§ **EXERCISE INSTRUCTIONS**
Substitute "carousel-dot" for "banner-dot" everywhere it occurs in the lines below, and reproduce the lines with every other character unchanged.

§ **EXCERPTED DATA**
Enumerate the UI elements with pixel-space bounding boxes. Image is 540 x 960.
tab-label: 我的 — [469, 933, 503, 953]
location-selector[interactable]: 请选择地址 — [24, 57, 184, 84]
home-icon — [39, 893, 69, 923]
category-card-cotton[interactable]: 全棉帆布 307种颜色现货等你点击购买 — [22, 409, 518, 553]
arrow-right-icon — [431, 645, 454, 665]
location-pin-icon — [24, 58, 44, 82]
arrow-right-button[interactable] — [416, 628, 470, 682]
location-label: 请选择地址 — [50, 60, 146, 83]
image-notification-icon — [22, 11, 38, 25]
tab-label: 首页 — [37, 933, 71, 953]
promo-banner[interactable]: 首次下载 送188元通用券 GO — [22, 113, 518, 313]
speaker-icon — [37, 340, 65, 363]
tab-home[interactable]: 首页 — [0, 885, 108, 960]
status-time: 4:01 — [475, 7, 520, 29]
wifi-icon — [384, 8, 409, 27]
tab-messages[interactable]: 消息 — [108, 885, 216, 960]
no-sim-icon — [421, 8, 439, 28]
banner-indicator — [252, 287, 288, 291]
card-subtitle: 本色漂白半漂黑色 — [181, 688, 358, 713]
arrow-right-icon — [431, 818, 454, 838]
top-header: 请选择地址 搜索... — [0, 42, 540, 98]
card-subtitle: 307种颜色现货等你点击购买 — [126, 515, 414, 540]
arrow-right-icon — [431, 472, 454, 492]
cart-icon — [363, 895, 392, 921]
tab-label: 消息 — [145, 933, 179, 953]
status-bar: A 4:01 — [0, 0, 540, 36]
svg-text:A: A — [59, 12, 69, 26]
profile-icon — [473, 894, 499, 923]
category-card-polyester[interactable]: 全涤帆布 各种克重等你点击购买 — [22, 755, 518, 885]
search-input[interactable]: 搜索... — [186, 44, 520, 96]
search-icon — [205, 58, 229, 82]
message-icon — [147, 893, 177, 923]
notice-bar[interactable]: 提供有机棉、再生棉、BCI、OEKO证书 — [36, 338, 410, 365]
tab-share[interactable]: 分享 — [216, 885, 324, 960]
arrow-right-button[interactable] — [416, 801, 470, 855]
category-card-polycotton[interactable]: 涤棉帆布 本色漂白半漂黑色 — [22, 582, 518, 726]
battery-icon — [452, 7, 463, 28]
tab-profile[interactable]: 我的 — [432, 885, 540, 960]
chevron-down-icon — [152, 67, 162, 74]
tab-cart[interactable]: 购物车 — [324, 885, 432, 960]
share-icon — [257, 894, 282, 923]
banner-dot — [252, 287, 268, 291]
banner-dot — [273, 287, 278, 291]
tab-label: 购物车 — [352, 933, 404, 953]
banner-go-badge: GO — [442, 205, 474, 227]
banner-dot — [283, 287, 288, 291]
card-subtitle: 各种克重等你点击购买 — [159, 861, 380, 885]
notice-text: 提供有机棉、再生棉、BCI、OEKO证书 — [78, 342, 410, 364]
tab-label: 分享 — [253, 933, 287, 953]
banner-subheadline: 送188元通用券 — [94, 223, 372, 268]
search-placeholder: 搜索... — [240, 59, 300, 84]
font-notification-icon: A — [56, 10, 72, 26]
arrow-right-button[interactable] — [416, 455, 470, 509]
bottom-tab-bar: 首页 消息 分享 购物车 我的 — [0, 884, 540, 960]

§ **RIGHT ANSWER**
Enumerate the UI elements with pixel-space bounding boxes. Image is 540 x 960.
tab-label: 我的 — [469, 933, 503, 953]
location-selector[interactable]: 请选择地址 — [24, 57, 184, 84]
home-icon — [39, 893, 69, 923]
category-card-cotton[interactable]: 全棉帆布 307种颜色现货等你点击购买 — [22, 409, 518, 553]
arrow-right-icon — [431, 645, 454, 665]
location-pin-icon — [24, 58, 44, 82]
arrow-right-button[interactable] — [416, 628, 470, 682]
location-label: 请选择地址 — [50, 60, 146, 83]
image-notification-icon — [22, 11, 38, 25]
tab-label: 首页 — [37, 933, 71, 953]
promo-banner[interactable]: 首次下载 送188元通用券 GO — [22, 113, 518, 313]
speaker-icon — [37, 340, 65, 363]
tab-home[interactable]: 首页 — [0, 885, 108, 960]
status-time: 4:01 — [475, 7, 520, 29]
wifi-icon — [384, 8, 409, 27]
tab-messages[interactable]: 消息 — [108, 885, 216, 960]
no-sim-icon — [421, 8, 439, 28]
banner-indicator — [252, 287, 288, 291]
card-subtitle: 本色漂白半漂黑色 — [181, 688, 358, 713]
arrow-right-icon — [431, 818, 454, 838]
top-header: 请选择地址 搜索... — [0, 42, 540, 98]
card-subtitle: 307种颜色现货等你点击购买 — [126, 515, 414, 540]
arrow-right-icon — [431, 472, 454, 492]
cart-icon — [363, 895, 392, 921]
tab-label: 消息 — [145, 933, 179, 953]
status-bar: A 4:01 — [0, 0, 540, 36]
svg-text:A: A — [59, 12, 69, 26]
profile-icon — [473, 894, 499, 923]
category-card-polyester[interactable]: 全涤帆布 各种克重等你点击购买 — [22, 755, 518, 885]
search-input[interactable]: 搜索... — [186, 44, 520, 96]
search-icon — [205, 58, 229, 82]
message-icon — [147, 893, 177, 923]
notice-bar[interactable]: 提供有机棉、再生棉、BCI、OEKO证书 — [36, 338, 410, 365]
tab-share[interactable]: 分享 — [216, 885, 324, 960]
arrow-right-button[interactable] — [416, 801, 470, 855]
category-card-polycotton[interactable]: 涤棉帆布 本色漂白半漂黑色 — [22, 582, 518, 726]
battery-icon — [452, 7, 463, 28]
tab-profile[interactable]: 我的 — [432, 885, 540, 960]
chevron-down-icon — [152, 67, 162, 74]
tab-cart[interactable]: 购物车 — [324, 885, 432, 960]
share-icon — [257, 894, 282, 923]
carousel-dot — [252, 287, 268, 291]
carousel-dot — [273, 287, 278, 291]
tab-label: 购物车 — [352, 933, 404, 953]
banner-go-badge: GO — [442, 205, 474, 227]
carousel-dot — [283, 287, 288, 291]
card-subtitle: 各种克重等你点击购买 — [159, 861, 380, 885]
notice-text: 提供有机棉、再生棉、BCI、OEKO证书 — [78, 342, 410, 364]
tab-label: 分享 — [253, 933, 287, 953]
banner-subheadline: 送188元通用券 — [94, 223, 372, 268]
search-placeholder: 搜索... — [240, 59, 300, 84]
font-notification-icon: A — [56, 10, 72, 26]
arrow-right-button[interactable] — [416, 455, 470, 509]
bottom-tab-bar: 首页 消息 分享 购物车 我的 — [0, 884, 540, 960]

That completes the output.